## Problem details:
Write the material out again exactly.

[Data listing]
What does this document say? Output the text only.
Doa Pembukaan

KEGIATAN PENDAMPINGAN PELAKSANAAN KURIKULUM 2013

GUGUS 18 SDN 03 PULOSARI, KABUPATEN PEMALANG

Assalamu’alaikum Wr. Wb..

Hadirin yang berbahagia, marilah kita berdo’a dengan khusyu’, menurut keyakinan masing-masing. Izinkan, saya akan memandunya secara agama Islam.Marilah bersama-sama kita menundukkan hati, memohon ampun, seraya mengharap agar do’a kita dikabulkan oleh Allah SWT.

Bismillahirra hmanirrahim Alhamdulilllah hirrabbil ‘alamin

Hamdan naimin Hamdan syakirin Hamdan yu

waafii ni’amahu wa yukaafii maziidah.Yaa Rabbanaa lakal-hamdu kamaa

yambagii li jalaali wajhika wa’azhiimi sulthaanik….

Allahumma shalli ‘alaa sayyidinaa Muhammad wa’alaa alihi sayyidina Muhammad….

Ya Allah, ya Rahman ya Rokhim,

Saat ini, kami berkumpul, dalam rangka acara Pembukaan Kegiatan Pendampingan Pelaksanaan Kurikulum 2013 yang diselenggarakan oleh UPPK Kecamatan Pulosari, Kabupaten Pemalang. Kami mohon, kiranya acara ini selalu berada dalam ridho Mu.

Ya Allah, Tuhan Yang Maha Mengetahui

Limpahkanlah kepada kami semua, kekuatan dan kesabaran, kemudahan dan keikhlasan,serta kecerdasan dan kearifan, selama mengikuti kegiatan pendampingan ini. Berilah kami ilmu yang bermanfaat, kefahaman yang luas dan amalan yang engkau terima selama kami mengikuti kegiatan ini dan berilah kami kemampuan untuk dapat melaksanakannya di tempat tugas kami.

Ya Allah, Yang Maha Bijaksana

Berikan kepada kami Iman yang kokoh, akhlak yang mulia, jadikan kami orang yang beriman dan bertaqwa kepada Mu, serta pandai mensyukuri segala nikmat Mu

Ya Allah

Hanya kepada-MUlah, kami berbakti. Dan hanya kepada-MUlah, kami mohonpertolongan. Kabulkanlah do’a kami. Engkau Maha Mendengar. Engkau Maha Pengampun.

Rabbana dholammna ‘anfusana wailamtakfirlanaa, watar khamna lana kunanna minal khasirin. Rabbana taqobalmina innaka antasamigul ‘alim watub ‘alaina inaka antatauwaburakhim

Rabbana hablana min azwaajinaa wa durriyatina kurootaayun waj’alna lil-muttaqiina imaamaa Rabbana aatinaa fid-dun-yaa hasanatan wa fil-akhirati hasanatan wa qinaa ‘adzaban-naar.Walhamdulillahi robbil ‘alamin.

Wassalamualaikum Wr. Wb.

## Task result:
What does this document say? Output the text only.
Doa Pembukaan

KEGIATAN PENDAMPINGAN PELAKSANAAN KURIKULUM 2013

GUGUS 18 SDN 03 PULOSARI, KABUPATEN PEMALANG

Assalamu’alaikum Wr. Wb..

Hadirin yang berbahagia, marilah kita berdo’a dengan khusyu’, menurut keyakinan masing-masing. Izinkan, saya akan memandunya secara agama Islam.Marilah bersama-sama kita menundukkan hati, memohon ampun, seraya mengharap agar do’a kita dikabulkan oleh Allah SWT.

Bismillahirra hmanirrahim Alhamdulilllah hirrabbil ‘alamin

Hamdan naimin Hamdan syakirin Hamdan yu

waafii ni’amahu wa yukaafii maziidah.Yaa Rabbanaa lakal-hamdu kamaa

yambagii li jalaali wajhika wa’azhiimi sulthaanik….

Allahumma shalli ‘alaa sayyidinaa Muhammad wa’alaa alihi sayyidina Muhammad….

Ya Allah, ya Rahman ya Rokhim,

Saat ini, kami berkumpul, dalam rangka acara Pembukaan Kegiatan Pendampingan Pelaksanaan Kurikulum 2013 yang diselenggarakan oleh UPPK Kecamatan Pulosari, Kabupaten Pemalang. Kami mohon, kiranya acara ini selalu berada dalam ridho Mu.

Ya Allah, Tuhan Yang Maha Mengetahui

Limpahkanlah kepada kami semua, kekuatan dan kesabaran, kemudahan dan keikhlasan,serta kecerdasan dan kearifan, selama mengikuti kegiatan pendampingan ini. Berilah kami ilmu yang bermanfaat, kefahaman yang luas dan amalan yang engkau terima selama kami mengikuti kegiatan ini dan berilah kami kemampuan untuk dapat melaksanakannya di tempat tugas kami.

Ya Allah, Yang Maha Bijaksana

Berikan kepada kami Iman yang kokoh, akhlak yang mulia, jadikan kami orang yang beriman dan bertaqwa kepada Mu, serta pandai mensyukuri segala nikmat Mu

Ya Allah

Hanya kepada-MUlah, kami berbakti. Dan hanya kepada-MUlah, kami mohonpertolongan. Kabulkanlah do’a kami. Engkau Maha Mendengar. Engkau Maha Pengampun.

Rabbana dholammna ‘anfusana wailamtakfirlanaa, watar khamna lana kunanna minal khasirin. Rabbana taqobalmina innaka antasamigul ‘alim watub ‘alaina inaka antatauwaburakhim

Rabbana hablana min azwaajinaa wa durriyatina kurootaayun waj’alna lil-muttaqiina imaamaa Rabbana aatinaa fid-dun-yaa hasanatan wa fil-akhirati hasanatan wa qinaa ‘adzaban-naar.Walhamdulillahi robbil ‘alamin.

Wassalamualaikum Wr. Wb.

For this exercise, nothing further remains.